# Start of Excerpt

# New to planted tanks.



## ras0787 (Mar 6, 2012)

Hello. I'm new to having plants in my aquarium and new to the forum). I'm having trouble with the plants I'm adding to my aquarium. I have a 10 gallon tank with a few glowfish and a couple catfish (bottom feeders). I bought my first plant, which was a Peacock Fern. It was just one of the plants on the shelf from petsmart. I pretty much just randomly picked it. 

It wasn't long before the plant started tuning brown at the bottom. It slowly came apart and later the leafs, which were still green, were floating around the tank. Eventually most of the plant came apart and there was only one green part left. The bottom was completely brown and looked dead. I took the plant out and got rid of it. 

Fairly recently, I bought a ribbon plant, hoping for better results. Again, it was just a random pick at petsmart. It looks like some of the leaves are starting to tun brown and the plant looks very unhealthy. I bought some Nutrafin Plant Gro to try to remedy the situation. I put it in about once a week, and it doesn't seem to be of any help.

Is there anything I can do to keep my plants living? Any advice would be very much appreciated.

I should also mention I have gravel at the bottom of the tank. The Peackock Fern was on the left side front corner, which is the side the filter is on. The ribbon plant is smack dead in the middle of the tank.

Thanks! :animated_fish_swimm


----------



## Rob72 (Apr 2, 2011)

some of the plants petsmart has on the self in the tubes are not true aquatic plants, i know the ribbon plant is one of them. I have been a victom of that in the past when i started. When you first by plants it is shock to them to go from one enviroment to the other, i have had some turn brown then they green back up


----------



## jrman83 (Jul 9, 2010)

Hate to tell you, but both are not true aquatic plants. Both of those plants are semi-aquatic and will rot when you fully submerge. Once you get some of the right plants I am sure you will do just fine.


----------



## ChessieSFR (Dec 30, 2011)

I did the same thing when I started out with my planted tank. I've gone a bit crazy with it, and now have a lovely little underwater garden.

With gravel, the plants don't have a lot of nutrients. I ended up changing my substrate to a layer of whatever the clay-like substrate is they sell for planted tanks, with a layer of black aquarium sand on top.

I don't think you need to do that if you start with the right plants. I'd lean on plants that prefer their roots to be in the water and not buried. Do a little research for a real focused independent aquarium store in your area. They tend to stock more plants that are interesting.

If you are stuck with Petsmart, here's what you should do. Get a pair of those cute little moss balls. They are good starters, and are a good indication if you have good growing conditions in the tank. So long as they stay green and fluffy, conditions are good for plants.

# End of Excerpt
# Start of Data listing

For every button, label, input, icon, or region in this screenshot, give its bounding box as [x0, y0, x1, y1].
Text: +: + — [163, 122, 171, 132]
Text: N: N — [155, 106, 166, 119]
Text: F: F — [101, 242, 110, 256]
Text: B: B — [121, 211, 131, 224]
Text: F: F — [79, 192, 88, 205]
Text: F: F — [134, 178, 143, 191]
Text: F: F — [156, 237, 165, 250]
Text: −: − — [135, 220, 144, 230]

# End of Data listing
# Start of Data listing

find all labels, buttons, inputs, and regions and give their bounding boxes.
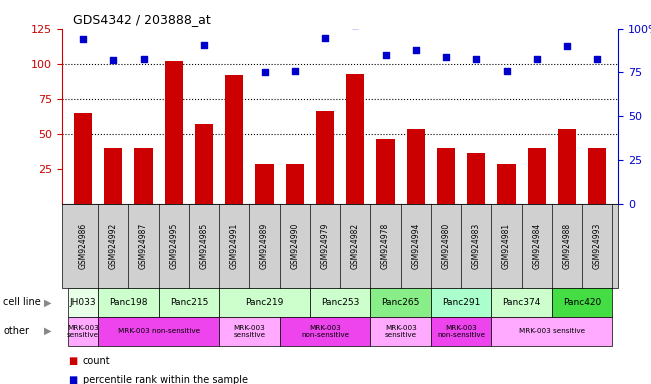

# End of Data listing

> Exercises to complete:
• A. Copy everything in the planted-tank thread from "## Rob72 (Apr" down to "do just fine.", swapping "semi-aquatic" for "terrestrial".
• B. In the planted-tank thread, what does ChessieSFR suggest buying for someone limited to Petsmart?

> Solutions to the problems:
• A.
## Rob72 (Apr 2, 2011)

some of the plants petsmart has on the self in the tubes are not true aquatic plants, i know the ribbon plant is one of them. I have been a victom of that in the past when i started. When you first by plants it is shock to them to go from one enviroment to the other, i have had some turn brown then they green back up


----------



## jrman83 (Jul 9, 2010)

Hate to tell you, but both are not true aquatic plants. Both of those plants are terrestrial and will rot when you fully submerge. Once you get some of the right plants I am sure you will do just fine.

• B. A pair of moss balls.